Figure record listings:
++++++++++

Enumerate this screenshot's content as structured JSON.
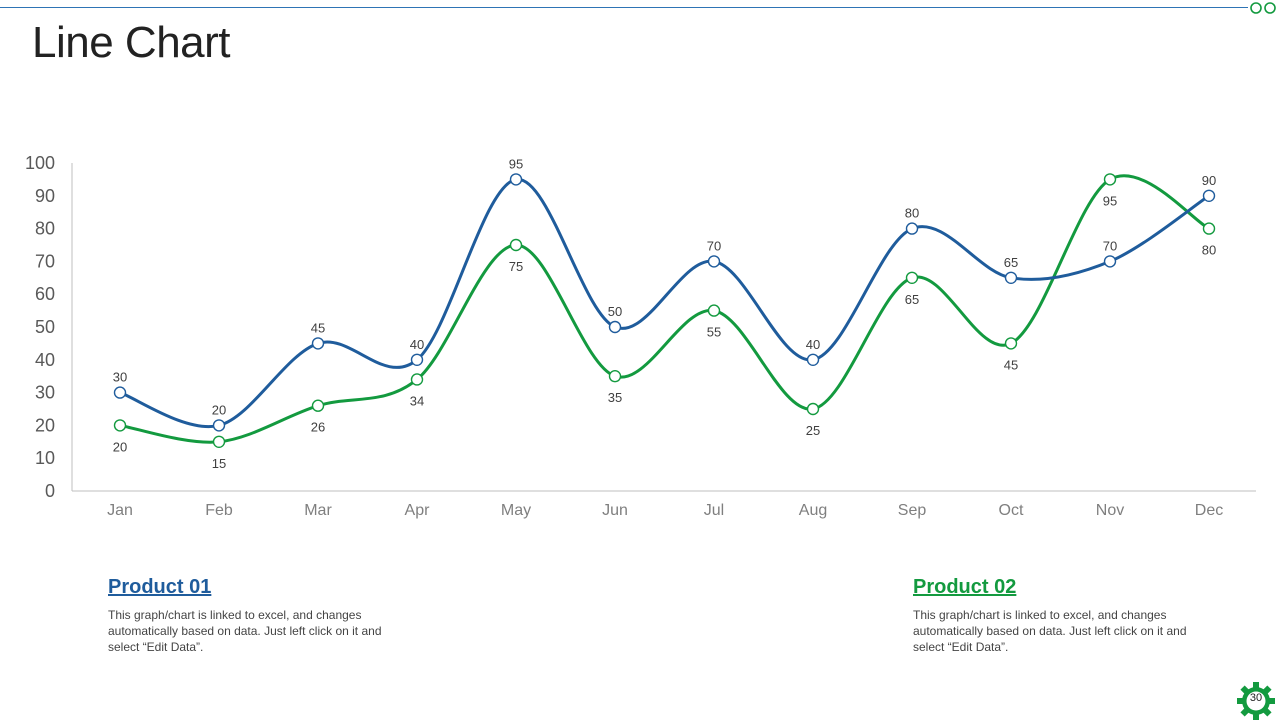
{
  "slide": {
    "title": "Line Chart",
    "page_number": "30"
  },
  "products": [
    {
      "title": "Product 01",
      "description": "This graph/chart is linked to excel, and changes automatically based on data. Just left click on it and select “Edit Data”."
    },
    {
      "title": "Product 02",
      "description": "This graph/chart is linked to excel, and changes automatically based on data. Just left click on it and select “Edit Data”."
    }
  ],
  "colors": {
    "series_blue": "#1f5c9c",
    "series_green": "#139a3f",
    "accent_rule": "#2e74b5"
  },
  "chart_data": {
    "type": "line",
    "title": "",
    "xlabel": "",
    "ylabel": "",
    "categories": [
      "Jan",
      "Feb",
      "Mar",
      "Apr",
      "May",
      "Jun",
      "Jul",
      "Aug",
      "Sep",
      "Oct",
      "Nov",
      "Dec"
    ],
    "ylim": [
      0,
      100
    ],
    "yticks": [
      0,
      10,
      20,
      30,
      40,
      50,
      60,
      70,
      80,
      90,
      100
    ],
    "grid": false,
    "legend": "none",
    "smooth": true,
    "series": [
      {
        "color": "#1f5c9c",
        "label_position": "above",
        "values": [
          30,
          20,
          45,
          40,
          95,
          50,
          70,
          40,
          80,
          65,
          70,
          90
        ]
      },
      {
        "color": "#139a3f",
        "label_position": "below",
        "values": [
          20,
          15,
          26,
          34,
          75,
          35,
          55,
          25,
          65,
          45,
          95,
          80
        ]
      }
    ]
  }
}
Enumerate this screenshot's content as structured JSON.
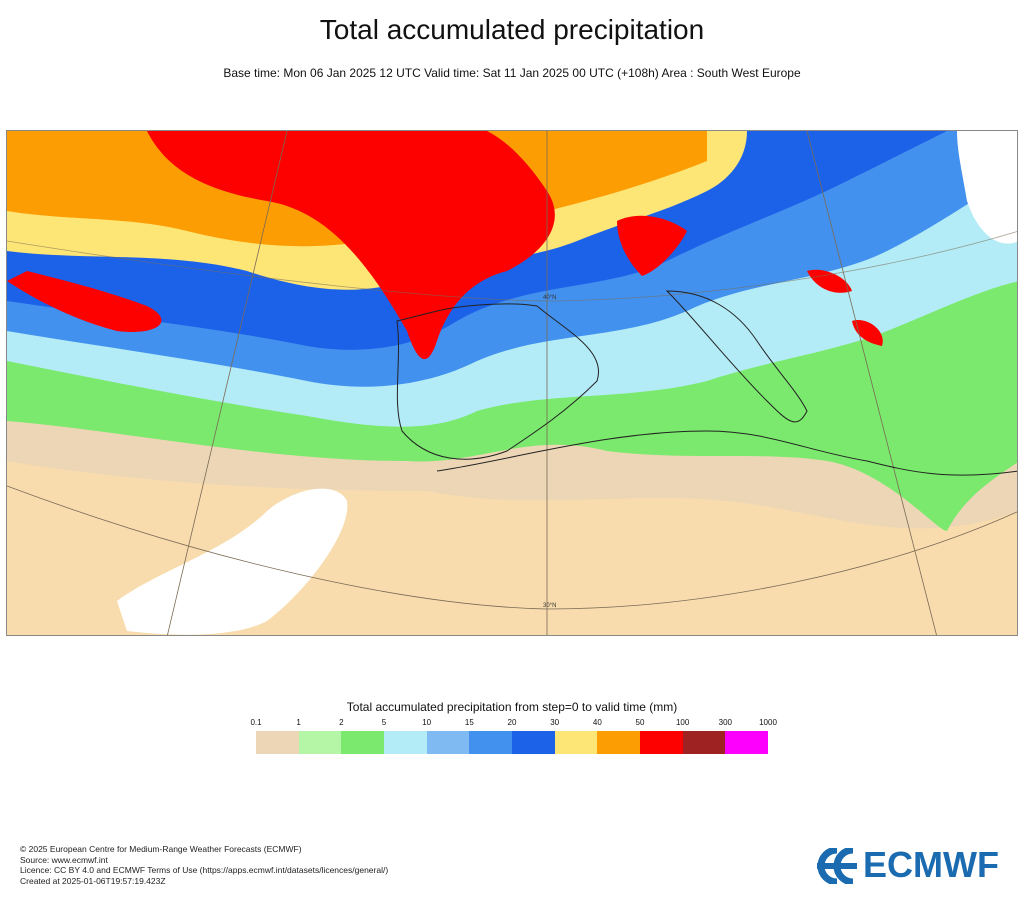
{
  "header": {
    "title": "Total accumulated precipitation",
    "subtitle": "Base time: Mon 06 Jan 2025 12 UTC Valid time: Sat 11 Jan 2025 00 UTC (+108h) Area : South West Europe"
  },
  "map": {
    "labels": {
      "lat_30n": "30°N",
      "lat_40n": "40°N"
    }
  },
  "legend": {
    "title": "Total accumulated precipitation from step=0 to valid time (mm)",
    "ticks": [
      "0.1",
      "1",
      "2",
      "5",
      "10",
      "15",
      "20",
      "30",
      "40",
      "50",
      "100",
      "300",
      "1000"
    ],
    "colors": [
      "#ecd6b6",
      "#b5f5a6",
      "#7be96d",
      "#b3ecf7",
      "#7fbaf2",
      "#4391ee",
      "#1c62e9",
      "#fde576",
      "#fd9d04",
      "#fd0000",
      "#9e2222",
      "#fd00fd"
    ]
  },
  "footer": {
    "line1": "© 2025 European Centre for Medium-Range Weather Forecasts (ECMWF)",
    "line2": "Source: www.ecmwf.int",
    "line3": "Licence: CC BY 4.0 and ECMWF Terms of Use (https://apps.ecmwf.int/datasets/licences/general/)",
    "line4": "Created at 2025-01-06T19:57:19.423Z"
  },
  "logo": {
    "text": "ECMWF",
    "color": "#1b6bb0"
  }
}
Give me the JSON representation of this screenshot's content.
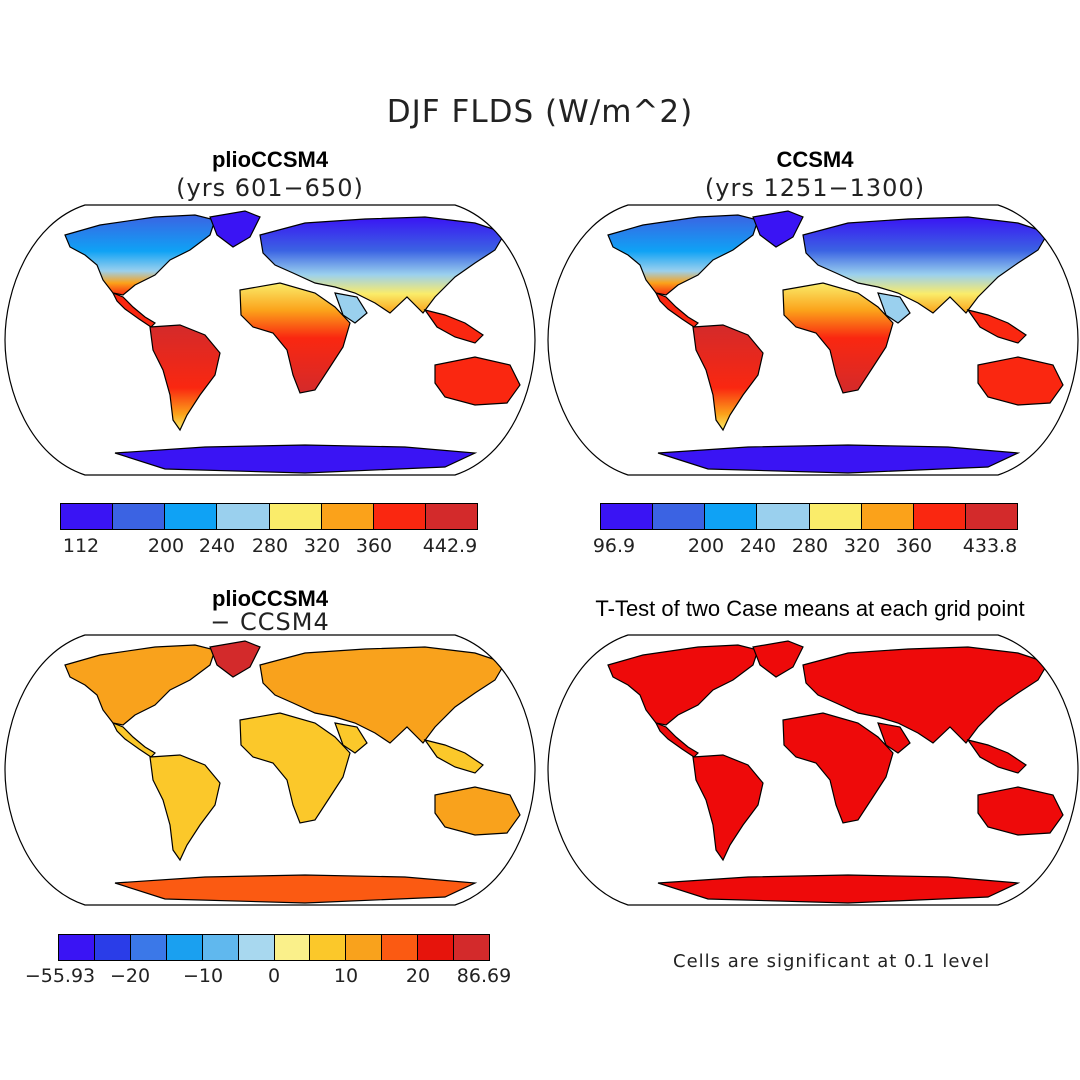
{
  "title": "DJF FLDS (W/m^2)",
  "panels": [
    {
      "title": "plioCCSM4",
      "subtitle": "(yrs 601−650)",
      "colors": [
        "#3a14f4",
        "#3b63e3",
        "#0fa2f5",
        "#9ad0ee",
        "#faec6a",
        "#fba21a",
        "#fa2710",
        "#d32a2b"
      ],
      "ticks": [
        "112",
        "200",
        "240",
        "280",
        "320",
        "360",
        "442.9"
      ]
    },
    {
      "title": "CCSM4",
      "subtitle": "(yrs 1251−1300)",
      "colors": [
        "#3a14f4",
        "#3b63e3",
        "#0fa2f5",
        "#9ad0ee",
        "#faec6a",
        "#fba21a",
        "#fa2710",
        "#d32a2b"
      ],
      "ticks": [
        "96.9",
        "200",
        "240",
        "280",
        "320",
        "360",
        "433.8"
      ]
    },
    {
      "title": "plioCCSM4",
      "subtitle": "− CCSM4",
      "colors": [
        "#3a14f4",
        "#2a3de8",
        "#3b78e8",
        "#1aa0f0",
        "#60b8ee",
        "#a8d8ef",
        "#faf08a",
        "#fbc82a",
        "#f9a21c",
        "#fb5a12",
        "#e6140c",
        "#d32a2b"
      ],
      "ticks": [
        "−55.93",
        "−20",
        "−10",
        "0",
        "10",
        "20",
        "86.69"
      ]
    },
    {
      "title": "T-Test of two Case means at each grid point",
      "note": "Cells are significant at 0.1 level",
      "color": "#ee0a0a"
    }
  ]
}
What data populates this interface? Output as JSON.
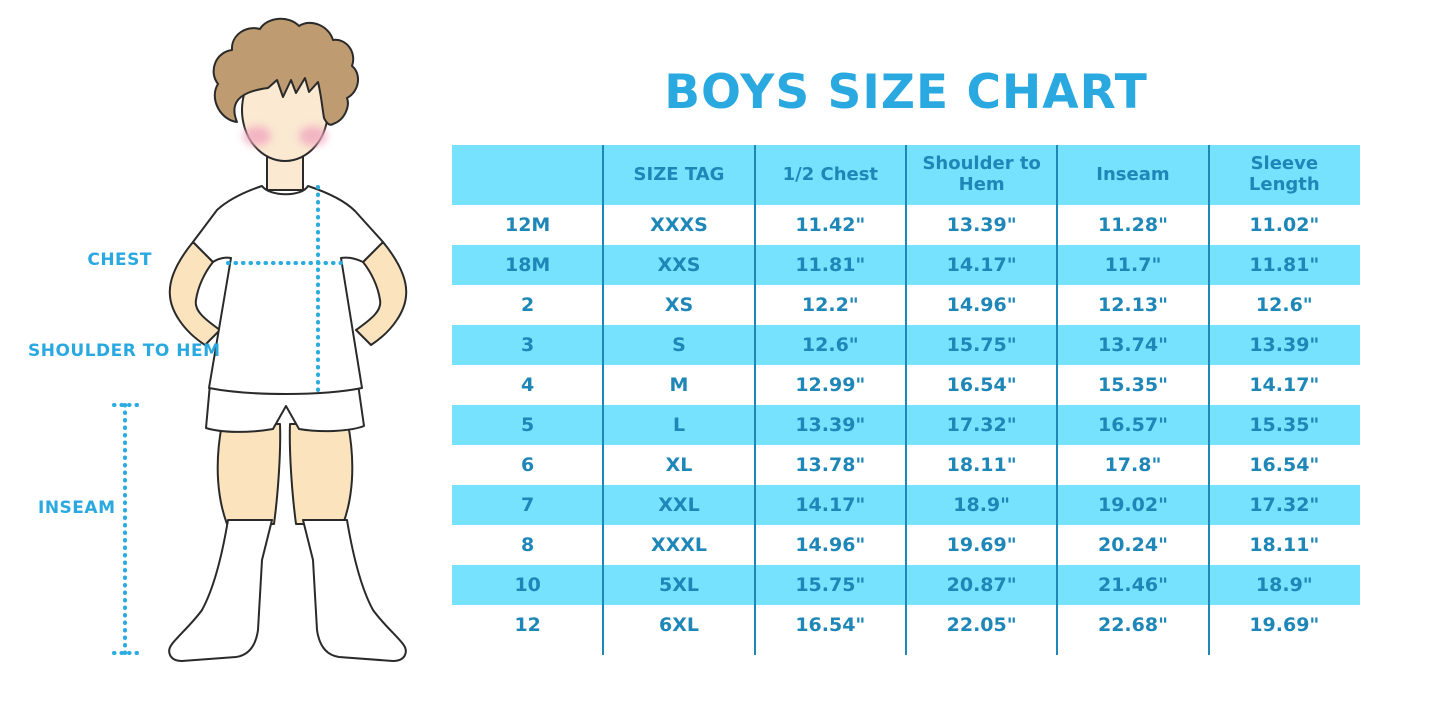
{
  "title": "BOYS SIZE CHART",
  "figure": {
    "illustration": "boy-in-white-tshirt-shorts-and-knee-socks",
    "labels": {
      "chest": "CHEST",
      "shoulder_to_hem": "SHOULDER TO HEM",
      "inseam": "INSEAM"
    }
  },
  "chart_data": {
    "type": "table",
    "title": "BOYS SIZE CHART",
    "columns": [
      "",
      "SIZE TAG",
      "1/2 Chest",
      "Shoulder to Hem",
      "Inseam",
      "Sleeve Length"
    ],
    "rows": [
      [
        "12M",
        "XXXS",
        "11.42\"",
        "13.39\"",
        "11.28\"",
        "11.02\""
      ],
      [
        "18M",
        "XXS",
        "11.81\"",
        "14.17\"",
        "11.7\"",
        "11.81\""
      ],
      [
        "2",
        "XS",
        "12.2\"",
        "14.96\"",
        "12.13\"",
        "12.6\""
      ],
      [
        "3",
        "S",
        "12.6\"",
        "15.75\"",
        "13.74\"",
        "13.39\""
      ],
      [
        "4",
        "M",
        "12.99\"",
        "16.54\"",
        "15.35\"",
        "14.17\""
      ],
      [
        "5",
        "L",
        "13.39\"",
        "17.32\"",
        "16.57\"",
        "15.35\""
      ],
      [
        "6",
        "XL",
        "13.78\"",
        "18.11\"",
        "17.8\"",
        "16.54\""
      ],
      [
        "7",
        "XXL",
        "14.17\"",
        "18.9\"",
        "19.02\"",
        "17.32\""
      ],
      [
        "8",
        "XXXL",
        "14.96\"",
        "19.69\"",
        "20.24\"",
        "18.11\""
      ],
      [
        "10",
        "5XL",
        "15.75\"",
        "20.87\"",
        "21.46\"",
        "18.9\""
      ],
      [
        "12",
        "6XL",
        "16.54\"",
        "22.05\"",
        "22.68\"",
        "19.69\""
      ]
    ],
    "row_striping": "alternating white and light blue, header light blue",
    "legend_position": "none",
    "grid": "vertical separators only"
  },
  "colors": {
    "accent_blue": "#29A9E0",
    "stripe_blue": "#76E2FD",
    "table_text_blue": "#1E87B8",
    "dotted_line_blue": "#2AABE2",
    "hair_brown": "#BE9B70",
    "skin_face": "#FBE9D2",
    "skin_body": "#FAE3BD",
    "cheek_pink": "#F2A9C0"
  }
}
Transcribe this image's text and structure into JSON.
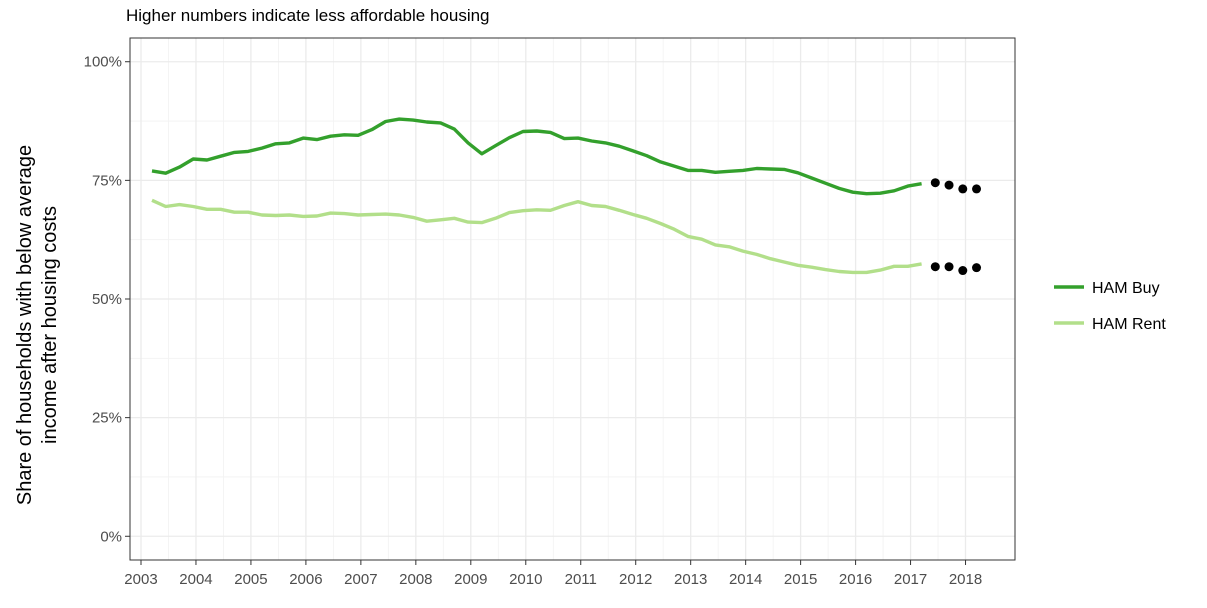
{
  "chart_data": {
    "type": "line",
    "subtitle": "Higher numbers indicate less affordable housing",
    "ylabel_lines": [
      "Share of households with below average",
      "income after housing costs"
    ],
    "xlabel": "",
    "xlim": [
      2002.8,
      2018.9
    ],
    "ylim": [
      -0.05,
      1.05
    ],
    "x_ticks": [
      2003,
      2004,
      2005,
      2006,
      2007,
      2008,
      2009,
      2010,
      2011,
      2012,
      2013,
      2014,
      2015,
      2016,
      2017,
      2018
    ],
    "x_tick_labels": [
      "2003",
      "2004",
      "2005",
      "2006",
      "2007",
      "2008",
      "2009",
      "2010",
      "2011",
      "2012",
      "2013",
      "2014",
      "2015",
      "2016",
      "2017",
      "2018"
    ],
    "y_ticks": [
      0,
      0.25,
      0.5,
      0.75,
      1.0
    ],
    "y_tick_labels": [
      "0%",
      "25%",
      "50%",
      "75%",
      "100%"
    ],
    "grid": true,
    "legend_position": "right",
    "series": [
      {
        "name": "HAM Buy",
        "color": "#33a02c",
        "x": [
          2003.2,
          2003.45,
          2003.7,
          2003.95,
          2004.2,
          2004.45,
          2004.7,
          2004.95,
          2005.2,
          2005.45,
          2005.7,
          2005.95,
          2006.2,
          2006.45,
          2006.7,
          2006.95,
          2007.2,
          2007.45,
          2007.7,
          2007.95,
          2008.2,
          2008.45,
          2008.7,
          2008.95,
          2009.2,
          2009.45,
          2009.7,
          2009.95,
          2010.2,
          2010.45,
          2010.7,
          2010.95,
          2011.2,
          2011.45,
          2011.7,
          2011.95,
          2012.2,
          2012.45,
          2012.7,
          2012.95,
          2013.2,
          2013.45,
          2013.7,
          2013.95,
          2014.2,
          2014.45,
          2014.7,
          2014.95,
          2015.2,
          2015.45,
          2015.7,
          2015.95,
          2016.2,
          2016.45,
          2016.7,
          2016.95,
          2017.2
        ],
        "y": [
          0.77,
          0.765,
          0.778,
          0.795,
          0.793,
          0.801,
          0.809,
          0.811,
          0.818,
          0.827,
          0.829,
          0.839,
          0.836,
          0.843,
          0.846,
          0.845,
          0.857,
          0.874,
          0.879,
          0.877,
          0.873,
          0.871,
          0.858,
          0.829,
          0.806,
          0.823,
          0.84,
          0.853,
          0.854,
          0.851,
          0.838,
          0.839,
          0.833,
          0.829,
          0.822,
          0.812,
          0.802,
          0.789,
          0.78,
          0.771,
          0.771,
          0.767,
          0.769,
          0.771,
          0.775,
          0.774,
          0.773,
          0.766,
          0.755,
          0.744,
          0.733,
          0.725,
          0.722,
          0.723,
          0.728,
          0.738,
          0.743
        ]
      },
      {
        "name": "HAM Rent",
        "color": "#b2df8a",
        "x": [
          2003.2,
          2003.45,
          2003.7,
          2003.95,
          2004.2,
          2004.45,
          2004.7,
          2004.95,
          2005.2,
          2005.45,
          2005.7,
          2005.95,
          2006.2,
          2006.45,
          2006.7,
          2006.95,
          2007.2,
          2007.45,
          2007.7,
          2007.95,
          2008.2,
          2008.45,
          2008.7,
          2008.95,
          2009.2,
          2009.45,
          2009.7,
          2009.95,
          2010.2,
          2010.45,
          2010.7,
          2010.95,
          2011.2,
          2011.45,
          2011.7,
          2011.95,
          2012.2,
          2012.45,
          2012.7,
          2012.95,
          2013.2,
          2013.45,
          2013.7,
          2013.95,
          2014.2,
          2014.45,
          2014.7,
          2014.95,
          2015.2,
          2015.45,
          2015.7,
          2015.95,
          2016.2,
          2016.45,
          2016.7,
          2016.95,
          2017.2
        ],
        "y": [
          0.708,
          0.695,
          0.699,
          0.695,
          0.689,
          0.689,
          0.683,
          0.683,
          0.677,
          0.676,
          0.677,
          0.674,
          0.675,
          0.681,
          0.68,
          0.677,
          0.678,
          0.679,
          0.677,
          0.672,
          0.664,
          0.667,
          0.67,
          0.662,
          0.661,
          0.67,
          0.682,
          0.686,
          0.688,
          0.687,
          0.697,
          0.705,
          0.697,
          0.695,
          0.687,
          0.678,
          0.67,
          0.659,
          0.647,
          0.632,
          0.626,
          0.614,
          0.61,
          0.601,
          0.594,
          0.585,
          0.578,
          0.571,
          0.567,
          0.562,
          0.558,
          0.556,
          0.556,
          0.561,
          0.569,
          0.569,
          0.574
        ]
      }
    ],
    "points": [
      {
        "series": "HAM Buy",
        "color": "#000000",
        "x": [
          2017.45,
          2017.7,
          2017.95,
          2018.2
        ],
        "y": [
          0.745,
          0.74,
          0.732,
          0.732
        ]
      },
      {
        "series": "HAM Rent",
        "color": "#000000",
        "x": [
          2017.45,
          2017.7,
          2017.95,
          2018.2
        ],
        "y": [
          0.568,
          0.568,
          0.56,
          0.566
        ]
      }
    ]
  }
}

++++++++++

◆ TASK STATEMENT:
Track down all lines above with the string "housing" and copy them.

◆ REPLY TO THE TASK:
    "subtitle": "Higher numbers indicate less affordable housing",
      "income after housing costs"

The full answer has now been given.